(Rows from a figure dataset)
________________________

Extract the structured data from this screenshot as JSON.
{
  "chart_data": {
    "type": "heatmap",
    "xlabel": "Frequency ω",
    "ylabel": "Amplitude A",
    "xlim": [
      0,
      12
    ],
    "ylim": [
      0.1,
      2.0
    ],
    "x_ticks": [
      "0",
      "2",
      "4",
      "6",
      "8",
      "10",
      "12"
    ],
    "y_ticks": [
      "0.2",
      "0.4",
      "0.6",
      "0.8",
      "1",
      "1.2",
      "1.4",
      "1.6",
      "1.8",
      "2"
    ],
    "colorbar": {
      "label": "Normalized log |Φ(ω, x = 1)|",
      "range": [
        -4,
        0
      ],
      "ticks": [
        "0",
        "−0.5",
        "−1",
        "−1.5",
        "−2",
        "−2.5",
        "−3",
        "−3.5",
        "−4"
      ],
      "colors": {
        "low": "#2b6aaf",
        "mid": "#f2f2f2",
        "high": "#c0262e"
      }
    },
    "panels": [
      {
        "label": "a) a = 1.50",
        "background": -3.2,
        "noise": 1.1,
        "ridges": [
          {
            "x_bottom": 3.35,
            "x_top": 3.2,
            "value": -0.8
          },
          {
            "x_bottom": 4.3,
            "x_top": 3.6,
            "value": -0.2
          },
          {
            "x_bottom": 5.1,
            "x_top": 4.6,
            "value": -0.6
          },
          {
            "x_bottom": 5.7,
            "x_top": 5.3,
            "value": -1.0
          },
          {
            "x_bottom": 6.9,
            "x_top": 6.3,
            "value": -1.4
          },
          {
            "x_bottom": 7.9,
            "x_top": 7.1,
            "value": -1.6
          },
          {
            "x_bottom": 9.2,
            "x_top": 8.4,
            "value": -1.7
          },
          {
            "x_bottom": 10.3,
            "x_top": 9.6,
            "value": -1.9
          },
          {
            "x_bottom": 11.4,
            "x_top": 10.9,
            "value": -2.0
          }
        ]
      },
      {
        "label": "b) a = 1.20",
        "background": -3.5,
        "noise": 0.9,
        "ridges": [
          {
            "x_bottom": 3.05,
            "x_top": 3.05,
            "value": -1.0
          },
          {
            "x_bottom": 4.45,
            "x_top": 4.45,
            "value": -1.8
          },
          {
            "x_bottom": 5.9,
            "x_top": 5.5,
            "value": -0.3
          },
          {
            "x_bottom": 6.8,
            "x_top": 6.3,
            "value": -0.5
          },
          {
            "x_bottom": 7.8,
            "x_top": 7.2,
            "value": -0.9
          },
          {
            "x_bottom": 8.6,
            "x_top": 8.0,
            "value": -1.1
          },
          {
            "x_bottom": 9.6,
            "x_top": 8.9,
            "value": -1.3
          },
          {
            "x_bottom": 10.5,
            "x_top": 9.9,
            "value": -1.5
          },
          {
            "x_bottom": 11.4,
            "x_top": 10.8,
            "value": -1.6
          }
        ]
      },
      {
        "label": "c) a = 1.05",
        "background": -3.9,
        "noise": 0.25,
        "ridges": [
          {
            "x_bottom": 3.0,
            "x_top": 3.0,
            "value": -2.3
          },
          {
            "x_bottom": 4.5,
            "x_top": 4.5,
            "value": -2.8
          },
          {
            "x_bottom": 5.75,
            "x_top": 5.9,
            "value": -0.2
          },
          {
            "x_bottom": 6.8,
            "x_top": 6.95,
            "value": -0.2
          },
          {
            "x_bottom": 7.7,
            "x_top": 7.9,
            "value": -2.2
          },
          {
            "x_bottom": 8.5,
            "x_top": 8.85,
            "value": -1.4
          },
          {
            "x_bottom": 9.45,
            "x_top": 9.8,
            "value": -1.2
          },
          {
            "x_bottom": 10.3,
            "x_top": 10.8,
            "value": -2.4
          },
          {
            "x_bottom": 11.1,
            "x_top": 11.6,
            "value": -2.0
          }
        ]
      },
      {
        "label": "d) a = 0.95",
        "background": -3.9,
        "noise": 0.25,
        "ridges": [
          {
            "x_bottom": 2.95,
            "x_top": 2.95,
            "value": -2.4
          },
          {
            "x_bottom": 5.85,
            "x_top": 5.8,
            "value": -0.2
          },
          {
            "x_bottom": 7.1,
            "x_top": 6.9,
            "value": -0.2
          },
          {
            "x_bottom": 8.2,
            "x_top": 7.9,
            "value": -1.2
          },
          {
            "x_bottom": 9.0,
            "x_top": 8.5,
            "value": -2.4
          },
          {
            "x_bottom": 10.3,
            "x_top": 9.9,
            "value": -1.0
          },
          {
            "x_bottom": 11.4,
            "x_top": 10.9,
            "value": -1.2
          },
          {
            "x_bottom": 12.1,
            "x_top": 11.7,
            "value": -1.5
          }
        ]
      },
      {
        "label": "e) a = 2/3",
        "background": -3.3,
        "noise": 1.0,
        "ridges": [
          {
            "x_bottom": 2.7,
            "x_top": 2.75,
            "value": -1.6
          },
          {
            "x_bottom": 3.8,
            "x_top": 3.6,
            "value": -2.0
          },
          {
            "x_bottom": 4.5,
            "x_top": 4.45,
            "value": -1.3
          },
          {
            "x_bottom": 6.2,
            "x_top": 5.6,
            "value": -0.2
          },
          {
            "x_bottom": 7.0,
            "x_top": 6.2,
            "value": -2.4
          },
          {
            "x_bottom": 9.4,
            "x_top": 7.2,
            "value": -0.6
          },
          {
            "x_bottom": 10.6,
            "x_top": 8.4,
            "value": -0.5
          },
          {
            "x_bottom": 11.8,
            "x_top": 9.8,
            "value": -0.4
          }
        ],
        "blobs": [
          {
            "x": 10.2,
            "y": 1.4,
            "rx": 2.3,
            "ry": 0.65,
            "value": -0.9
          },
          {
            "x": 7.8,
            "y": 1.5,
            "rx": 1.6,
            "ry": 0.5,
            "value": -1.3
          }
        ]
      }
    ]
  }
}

________________________

- _Task details_: The records above should all be quoted exactly, please.

- _Worked answer_:
Extract the structured data from this screenshot as JSON.
{
  "chart_data": {
    "type": "heatmap",
    "xlabel": "Frequency ω",
    "ylabel": "Amplitude A",
    "xlim": [
      0,
      12
    ],
    "ylim": [
      0.1,
      2.0
    ],
    "x_ticks": [
      "0",
      "2",
      "4",
      "6",
      "8",
      "10",
      "12"
    ],
    "y_ticks": [
      "0.2",
      "0.4",
      "0.6",
      "0.8",
      "1",
      "1.2",
      "1.4",
      "1.6",
      "1.8",
      "2"
    ],
    "colorbar": {
      "label": "Normalized log |Φ(ω, x = 1)|",
      "range": [
        -4,
        0
      ],
      "ticks": [
        "0",
        "−0.5",
        "−1",
        "−1.5",
        "−2",
        "−2.5",
        "−3",
        "−3.5",
        "−4"
      ],
      "colors": {
        "low": "#2b6aaf",
        "mid": "#f2f2f2",
        "high": "#c0262e"
      }
    },
    "panels": [
      {
        "label": "a) a = 1.50",
        "background": -3.2,
        "noise": 1.1,
        "ridges": [
          {
            "x_bottom": 3.35,
            "x_top": 3.2,
            "value": -0.8
          },
          {
            "x_bottom": 4.3,
            "x_top": 3.6,
            "value": -0.2
          },
          {
            "x_bottom": 5.1,
            "x_top": 4.6,
            "value": -0.6
          },
          {
            "x_bottom": 5.7,
            "x_top": 5.3,
            "value": -1.0
          },
          {
            "x_bottom": 6.9,
            "x_top": 6.3,
            "value": -1.4
          },
          {
            "x_bottom": 7.9,
            "x_top": 7.1,
            "value": -1.6
          },
          {
            "x_bottom": 9.2,
            "x_top": 8.4,
            "value": -1.7
          },
          {
            "x_bottom": 10.3,
            "x_top": 9.6,
            "value": -1.9
          },
          {
            "x_bottom": 11.4,
            "x_top": 10.9,
            "value": -2.0
          }
        ]
      },
      {
        "label": "b) a = 1.20",
        "background": -3.5,
        "noise": 0.9,
        "ridges": [
          {
            "x_bottom": 3.05,
            "x_top": 3.05,
            "value": -1.0
          },
          {
            "x_bottom": 4.45,
            "x_top": 4.45,
            "value": -1.8
          },
          {
            "x_bottom": 5.9,
            "x_top": 5.5,
            "value": -0.3
          },
          {
            "x_bottom": 6.8,
            "x_top": 6.3,
            "value": -0.5
          },
          {
            "x_bottom": 7.8,
            "x_top": 7.2,
            "value": -0.9
          },
          {
            "x_bottom": 8.6,
            "x_top": 8.0,
            "value": -1.1
          },
          {
            "x_bottom": 9.6,
            "x_top": 8.9,
            "value": -1.3
          },
          {
            "x_bottom": 10.5,
            "x_top": 9.9,
            "value": -1.5
          },
          {
            "x_bottom": 11.4,
            "x_top": 10.8,
            "value": -1.6
          }
        ]
      },
      {
        "label": "c) a = 1.05",
        "background": -3.9,
        "noise": 0.25,
        "ridges": [
          {
            "x_bottom": 3.0,
            "x_top": 3.0,
            "value": -2.3
          },
          {
            "x_bottom": 4.5,
            "x_top": 4.5,
            "value": -2.8
          },
          {
            "x_bottom": 5.75,
            "x_top": 5.9,
            "value": -0.2
          },
          {
            "x_bottom": 6.8,
            "x_top": 6.95,
            "value": -0.2
          },
          {
            "x_bottom": 7.7,
            "x_top": 7.9,
            "value": -2.2
          },
          {
            "x_bottom": 8.5,
            "x_top": 8.85,
            "value": -1.4
          },
          {
            "x_bottom": 9.45,
            "x_top": 9.8,
            "value": -1.2
          },
          {
            "x_bottom": 10.3,
            "x_top": 10.8,
            "value": -2.4
          },
          {
            "x_bottom": 11.1,
            "x_top": 11.6,
            "value": -2.0
          }
        ]
      },
      {
        "label": "d) a = 0.95",
        "background": -3.9,
        "noise": 0.25,
        "ridges": [
          {
            "x_bottom": 2.95,
            "x_top": 2.95,
            "value": -2.4
          },
          {
            "x_bottom": 5.85,
            "x_top": 5.8,
            "value": -0.2
          },
          {
            "x_bottom": 7.1,
            "x_top": 6.9,
            "value": -0.2
          },
          {
            "x_bottom": 8.2,
            "x_top": 7.9,
            "value": -1.2
          },
          {
            "x_bottom": 9.0,
            "x_top": 8.5,
            "value": -2.4
          },
          {
            "x_bottom": 10.3,
            "x_top": 9.9,
            "value": -1.0
          },
          {
            "x_bottom": 11.4,
            "x_top": 10.9,
            "value": -1.2
          },
          {
            "x_bottom": 12.1,
            "x_top": 11.7,
            "value": -1.5
          }
        ]
      },
      {
        "label": "e) a = 2/3",
        "background": -3.3,
        "noise": 1.0,
        "ridges": [
          {
            "x_bottom": 2.7,
            "x_top": 2.75,
            "value": -1.6
          },
          {
            "x_bottom": 3.8,
            "x_top": 3.6,
            "value": -2.0
          },
          {
            "x_bottom": 4.5,
            "x_top": 4.45,
            "value": -1.3
          },
          {
            "x_bottom": 6.2,
            "x_top": 5.6,
            "value": -0.2
          },
          {
            "x_bottom": 7.0,
            "x_top": 6.2,
            "value": -2.4
          },
          {
            "x_bottom": 9.4,
            "x_top": 7.2,
            "value": -0.6
          },
          {
            "x_bottom": 10.6,
            "x_top": 8.4,
            "value": -0.5
          },
          {
            "x_bottom": 11.8,
            "x_top": 9.8,
            "value": -0.4
          }
        ],
        "blobs": [
          {
            "x": 10.2,
            "y": 1.4,
            "rx": 2.3,
            "ry": 0.65,
            "value": -0.9
          },
          {
            "x": 7.8,
            "y": 1.5,
            "rx": 1.6,
            "ry": 0.5,
            "value": -1.3
          }
        ]
      }
    ]
  }
}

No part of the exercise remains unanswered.